**Provided data**

* * * * * * * * *

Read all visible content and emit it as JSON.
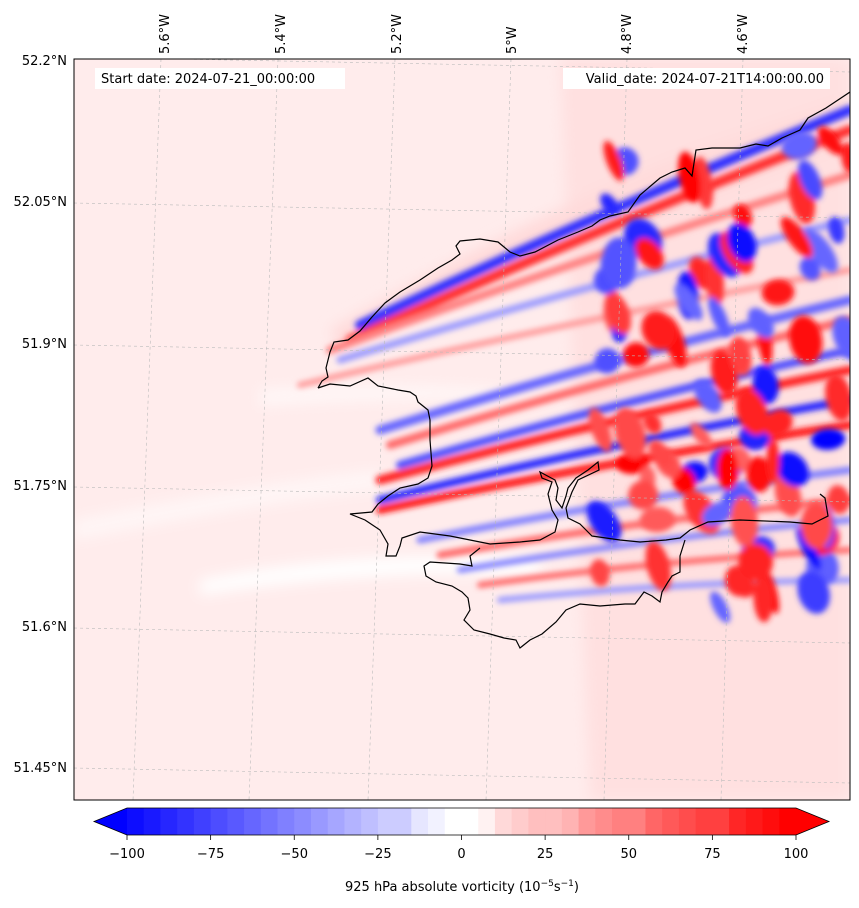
{
  "map": {
    "start_date": "Start date: 2024-07-21_00:00:00",
    "valid_date": "Valid_date: 2024-07-21T14:00:00.00",
    "lon_labels": [
      "5.6°W",
      "5.4°W",
      "5.2°W",
      "5°W",
      "4.8°W",
      "4.6°W"
    ],
    "lat_labels": [
      "52.2°N",
      "52.05°N",
      "51.9°N",
      "51.75°N",
      "51.6°N",
      "51.45°N"
    ],
    "field": "925 hPa absolute vorticity",
    "colormap": "bwr",
    "background_color": "#ffecec",
    "coastline_color": "#000000",
    "gridlines": true
  },
  "colorbar": {
    "ticks": [
      "−100",
      "−75",
      "−50",
      "−25",
      "0",
      "25",
      "50",
      "75",
      "100"
    ],
    "label_main": "925 hPa absolute vorticity (10",
    "label_exp1": "−5",
    "label_mid": "s",
    "label_exp2": "−1",
    "label_end": ")",
    "min_color": "#0000ff",
    "mid_color": "#ffffff",
    "max_color": "#ff0000",
    "extend": "both"
  }
}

* * * * * * * * *

**The request**
Search the data for "vorticity". Copy every matching line.

**Result**
    "field": "925 hPa absolute vorticity",
    "label_main": "925 hPa absolute vorticity (10",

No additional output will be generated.